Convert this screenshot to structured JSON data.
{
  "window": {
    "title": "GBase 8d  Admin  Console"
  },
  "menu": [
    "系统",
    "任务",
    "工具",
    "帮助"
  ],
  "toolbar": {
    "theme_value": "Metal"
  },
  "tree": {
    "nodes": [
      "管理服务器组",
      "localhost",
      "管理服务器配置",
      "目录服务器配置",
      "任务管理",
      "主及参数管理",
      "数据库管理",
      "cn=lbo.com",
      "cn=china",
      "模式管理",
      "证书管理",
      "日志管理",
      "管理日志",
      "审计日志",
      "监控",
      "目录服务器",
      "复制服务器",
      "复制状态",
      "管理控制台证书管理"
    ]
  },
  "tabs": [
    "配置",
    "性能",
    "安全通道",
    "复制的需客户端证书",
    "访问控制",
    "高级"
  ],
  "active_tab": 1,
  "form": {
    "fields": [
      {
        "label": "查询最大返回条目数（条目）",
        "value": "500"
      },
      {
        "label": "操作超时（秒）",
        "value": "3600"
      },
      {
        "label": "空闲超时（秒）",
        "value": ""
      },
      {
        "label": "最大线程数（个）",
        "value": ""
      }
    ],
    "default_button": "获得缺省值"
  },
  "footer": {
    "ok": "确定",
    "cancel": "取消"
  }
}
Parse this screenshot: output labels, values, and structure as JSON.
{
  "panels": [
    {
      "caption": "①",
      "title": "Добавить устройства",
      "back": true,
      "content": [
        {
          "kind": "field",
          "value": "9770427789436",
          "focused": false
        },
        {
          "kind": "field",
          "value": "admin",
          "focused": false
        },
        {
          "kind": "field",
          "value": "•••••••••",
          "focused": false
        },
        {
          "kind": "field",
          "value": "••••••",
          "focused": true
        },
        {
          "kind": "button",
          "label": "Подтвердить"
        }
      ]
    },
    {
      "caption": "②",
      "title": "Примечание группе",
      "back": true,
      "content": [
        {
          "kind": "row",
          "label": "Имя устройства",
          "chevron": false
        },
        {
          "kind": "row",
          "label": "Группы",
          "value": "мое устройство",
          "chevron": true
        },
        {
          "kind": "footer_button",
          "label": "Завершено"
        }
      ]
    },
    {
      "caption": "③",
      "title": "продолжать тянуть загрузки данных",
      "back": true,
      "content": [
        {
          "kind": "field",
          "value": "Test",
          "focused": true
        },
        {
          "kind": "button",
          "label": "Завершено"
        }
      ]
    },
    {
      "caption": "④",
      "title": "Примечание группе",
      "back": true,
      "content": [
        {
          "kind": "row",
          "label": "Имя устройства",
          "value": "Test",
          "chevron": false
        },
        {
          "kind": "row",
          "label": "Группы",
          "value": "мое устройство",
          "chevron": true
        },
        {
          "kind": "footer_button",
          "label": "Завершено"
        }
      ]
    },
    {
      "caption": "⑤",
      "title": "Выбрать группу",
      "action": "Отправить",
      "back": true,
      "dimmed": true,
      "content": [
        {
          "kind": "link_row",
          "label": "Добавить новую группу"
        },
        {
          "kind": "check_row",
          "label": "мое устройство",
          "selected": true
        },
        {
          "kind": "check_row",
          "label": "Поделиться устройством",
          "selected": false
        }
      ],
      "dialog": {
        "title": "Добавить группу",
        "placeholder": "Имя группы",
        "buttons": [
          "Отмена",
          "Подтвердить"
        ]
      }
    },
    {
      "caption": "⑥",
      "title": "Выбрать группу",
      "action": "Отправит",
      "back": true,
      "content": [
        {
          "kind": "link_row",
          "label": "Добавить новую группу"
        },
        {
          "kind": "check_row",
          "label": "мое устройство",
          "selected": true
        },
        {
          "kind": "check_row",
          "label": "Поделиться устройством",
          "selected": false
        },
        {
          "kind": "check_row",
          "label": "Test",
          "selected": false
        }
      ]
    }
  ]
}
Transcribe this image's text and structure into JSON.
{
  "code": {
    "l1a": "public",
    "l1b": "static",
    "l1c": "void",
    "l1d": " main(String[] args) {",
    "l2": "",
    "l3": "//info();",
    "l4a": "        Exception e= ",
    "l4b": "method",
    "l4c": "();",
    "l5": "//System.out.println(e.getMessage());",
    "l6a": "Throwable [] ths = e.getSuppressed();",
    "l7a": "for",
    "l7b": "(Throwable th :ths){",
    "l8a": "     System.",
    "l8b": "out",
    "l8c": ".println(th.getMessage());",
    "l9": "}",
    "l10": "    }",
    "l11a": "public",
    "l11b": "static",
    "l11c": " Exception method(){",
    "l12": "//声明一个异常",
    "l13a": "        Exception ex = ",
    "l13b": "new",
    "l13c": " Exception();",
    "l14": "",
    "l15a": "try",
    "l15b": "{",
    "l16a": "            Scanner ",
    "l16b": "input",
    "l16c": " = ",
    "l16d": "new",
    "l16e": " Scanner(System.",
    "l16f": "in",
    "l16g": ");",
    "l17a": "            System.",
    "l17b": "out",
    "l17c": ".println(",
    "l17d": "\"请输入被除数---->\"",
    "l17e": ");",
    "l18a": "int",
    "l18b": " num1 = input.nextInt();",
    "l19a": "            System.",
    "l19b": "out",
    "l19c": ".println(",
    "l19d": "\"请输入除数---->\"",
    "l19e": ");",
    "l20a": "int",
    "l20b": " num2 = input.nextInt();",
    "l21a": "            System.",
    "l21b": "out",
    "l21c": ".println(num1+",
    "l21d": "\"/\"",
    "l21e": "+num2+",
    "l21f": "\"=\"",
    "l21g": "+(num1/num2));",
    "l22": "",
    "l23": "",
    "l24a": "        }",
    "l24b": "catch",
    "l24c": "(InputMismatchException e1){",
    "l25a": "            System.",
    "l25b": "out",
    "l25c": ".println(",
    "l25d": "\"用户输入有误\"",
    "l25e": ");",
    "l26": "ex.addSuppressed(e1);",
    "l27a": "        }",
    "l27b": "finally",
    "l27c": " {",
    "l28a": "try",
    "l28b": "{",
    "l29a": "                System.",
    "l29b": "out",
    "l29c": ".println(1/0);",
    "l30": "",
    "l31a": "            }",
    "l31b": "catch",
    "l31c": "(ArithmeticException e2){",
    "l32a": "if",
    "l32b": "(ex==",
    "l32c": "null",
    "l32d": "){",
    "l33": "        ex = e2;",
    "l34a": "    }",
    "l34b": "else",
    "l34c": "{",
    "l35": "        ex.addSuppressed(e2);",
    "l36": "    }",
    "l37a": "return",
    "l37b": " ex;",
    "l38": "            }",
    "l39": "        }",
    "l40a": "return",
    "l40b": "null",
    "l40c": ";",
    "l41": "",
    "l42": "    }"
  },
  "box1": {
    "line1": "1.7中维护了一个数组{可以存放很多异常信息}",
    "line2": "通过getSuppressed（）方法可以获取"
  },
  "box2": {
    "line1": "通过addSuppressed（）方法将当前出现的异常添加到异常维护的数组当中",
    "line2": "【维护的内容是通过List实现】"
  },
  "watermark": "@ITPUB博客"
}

──────

- SET PROBLEM
Extract all of the data shown above and repeat it verbatim.

- RIGHT ANSWER
Convert this screenshot to structured JSON data.
{
  "window": {
    "title": "GBase 8d  Admin  Console"
  },
  "menu": [
    "系统",
    "任务",
    "工具",
    "帮助"
  ],
  "toolbar": {
    "theme_value": "Metal"
  },
  "tree": {
    "nodes": [
      "管理服务器组",
      "localhost",
      "管理服务器配置",
      "目录服务器配置",
      "任务管理",
      "主及参数管理",
      "数据库管理",
      "cn=lbo.com",
      "cn=china",
      "模式管理",
      "证书管理",
      "日志管理",
      "管理日志",
      "审计日志",
      "监控",
      "目录服务器",
      "复制服务器",
      "复制状态",
      "管理控制台证书管理"
    ]
  },
  "tabs": [
    "配置",
    "性能",
    "安全通道",
    "复制的需客户端证书",
    "访问控制",
    "高级"
  ],
  "active_tab": 1,
  "form": {
    "fields": [
      {
        "label": "查询最大返回条目数（条目）",
        "value": "500"
      },
      {
        "label": "操作超时（秒）",
        "value": "3600"
      },
      {
        "label": "空闲超时（秒）",
        "value": ""
      },
      {
        "label": "最大线程数（个）",
        "value": ""
      }
    ],
    "default_button": "获得缺省值"
  },
  "footer": {
    "ok": "确定",
    "cancel": "取消"
  }
}
Parse this screenshot: output labels, values, and structure as JSON.
{
  "panels": [
    {
      "caption": "①",
      "title": "Добавить устройства",
      "back": true,
      "content": [
        {
          "kind": "field",
          "value": "9770427789436",
          "focused": false
        },
        {
          "kind": "field",
          "value": "admin",
          "focused": false
        },
        {
          "kind": "field",
          "value": "•••••••••",
          "focused": false
        },
        {
          "kind": "field",
          "value": "••••••",
          "focused": true
        },
        {
          "kind": "button",
          "label": "Подтвердить"
        }
      ]
    },
    {
      "caption": "②",
      "title": "Примечание группе",
      "back": true,
      "content": [
        {
          "kind": "row",
          "label": "Имя устройства",
          "chevron": false
        },
        {
          "kind": "row",
          "label": "Группы",
          "value": "мое устройство",
          "chevron": true
        },
        {
          "kind": "footer_button",
          "label": "Завершено"
        }
      ]
    },
    {
      "caption": "③",
      "title": "продолжать тянуть загрузки данных",
      "back": true,
      "content": [
        {
          "kind": "field",
          "value": "Test",
          "focused": true
        },
        {
          "kind": "button",
          "label": "Завершено"
        }
      ]
    },
    {
      "caption": "④",
      "title": "Примечание группе",
      "back": true,
      "content": [
        {
          "kind": "row",
          "label": "Имя устройства",
          "value": "Test",
          "chevron": false
        },
        {
          "kind": "row",
          "label": "Группы",
          "value": "мое устройство",
          "chevron": true
        },
        {
          "kind": "footer_button",
          "label": "Завершено"
        }
      ]
    },
    {
      "caption": "⑤",
      "title": "Выбрать группу",
      "action": "Отправить",
      "back": true,
      "dimmed": true,
      "content": [
        {
          "kind": "link_row",
          "label": "Добавить новую группу"
        },
        {
          "kind": "check_row",
          "label": "мое устройство",
          "selected": true
        },
        {
          "kind": "check_row",
          "label": "Поделиться устройством",
          "selected": false
        }
      ],
      "dialog": {
        "title": "Добавить группу",
        "placeholder": "Имя группы",
        "buttons": [
          "Отмена",
          "Подтвердить"
        ]
      }
    },
    {
      "caption": "⑥",
      "title": "Выбрать группу",
      "action": "Отправит",
      "back": true,
      "content": [
        {
          "kind": "link_row",
          "label": "Добавить новую группу"
        },
        {
          "kind": "check_row",
          "label": "мое устройство",
          "selected": true
        },
        {
          "kind": "check_row",
          "label": "Поделиться устройством",
          "selected": false
        },
        {
          "kind": "check_row",
          "label": "Test",
          "selected": false
        }
      ]
    }
  ]
}
Transcribe this image's text and structure into JSON.
{
  "code": {
    "l1a": "public",
    "l1b": "static",
    "l1c": "void",
    "l1d": " main(String[] args) {",
    "l2": "",
    "l3": "//info();",
    "l4a": "        Exception e= ",
    "l4b": "method",
    "l4c": "();",
    "l5": "//System.out.println(e.getMessage());",
    "l6a": "Throwable [] ths = e.getSuppressed();",
    "l7a": "for",
    "l7b": "(Throwable th :ths){",
    "l8a": "     System.",
    "l8b": "out",
    "l8c": ".println(th.getMessage());",
    "l9": "}",
    "l10": "    }",
    "l11a": "public",
    "l11b": "static",
    "l11c": " Exception method(){",
    "l12": "//声明一个异常",
    "l13a": "        Exception ex = ",
    "l13b": "new",
    "l13c": " Exception();",
    "l14": "",
    "l15a": "try",
    "l15b": "{",
    "l16a": "            Scanner ",
    "l16b": "input",
    "l16c": " = ",
    "l16d": "new",
    "l16e": " Scanner(System.",
    "l16f": "in",
    "l16g": ");",
    "l17a": "            System.",
    "l17b": "out",
    "l17c": ".println(",
    "l17d": "\"请输入被除数---->\"",
    "l17e": ");",
    "l18a": "int",
    "l18b": " num1 = input.nextInt();",
    "l19a": "            System.",
    "l19b": "out",
    "l19c": ".println(",
    "l19d": "\"请输入除数---->\"",
    "l19e": ");",
    "l20a": "int",
    "l20b": " num2 = input.nextInt();",
    "l21a": "            System.",
    "l21b": "out",
    "l21c": ".println(num1+",
    "l21d": "\"/\"",
    "l21e": "+num2+",
    "l21f": "\"=\"",
    "l21g": "+(num1/num2));",
    "l22": "",
    "l23": "",
    "l24a": "        }",
    "l24b": "catch",
    "l24c": "(InputMismatchException e1){",
    "l25a": "            System.",
    "l25b": "out",
    "l25c": ".println(",
    "l25d": "\"用户输入有误\"",
    "l25e": ");",
    "l26": "ex.addSuppressed(e1);",
    "l27a": "        }",
    "l27b": "finally",
    "l27c": " {",
    "l28a": "try",
    "l28b": "{",
    "l29a": "                System.",
    "l29b": "out",
    "l29c": ".println(1/0);",
    "l30": "",
    "l31a": "            }",
    "l31b": "catch",
    "l31c": "(ArithmeticException e2){",
    "l32a": "if",
    "l32b": "(ex==",
    "l32c": "null",
    "l32d": "){",
    "l33": "        ex = e2;",
    "l34a": "    }",
    "l34b": "else",
    "l34c": "{",
    "l35": "        ex.addSuppressed(e2);",
    "l36": "    }",
    "l37a": "return",
    "l37b": " ex;",
    "l38": "            }",
    "l39": "        }",
    "l40a": "return",
    "l40b": "null",
    "l40c": ";",
    "l41": "",
    "l42": "    }"
  },
  "box1": {
    "line1": "1.7中维护了一个数组{可以存放很多异常信息}",
    "line2": "通过getSuppressed（）方法可以获取"
  },
  "box2": {
    "line1": "通过addSuppressed（）方法将当前出现的异常添加到异常维护的数组当中",
    "line2": "【维护的内容是通过List实现】"
  },
  "watermark": "@ITPUB博客"
}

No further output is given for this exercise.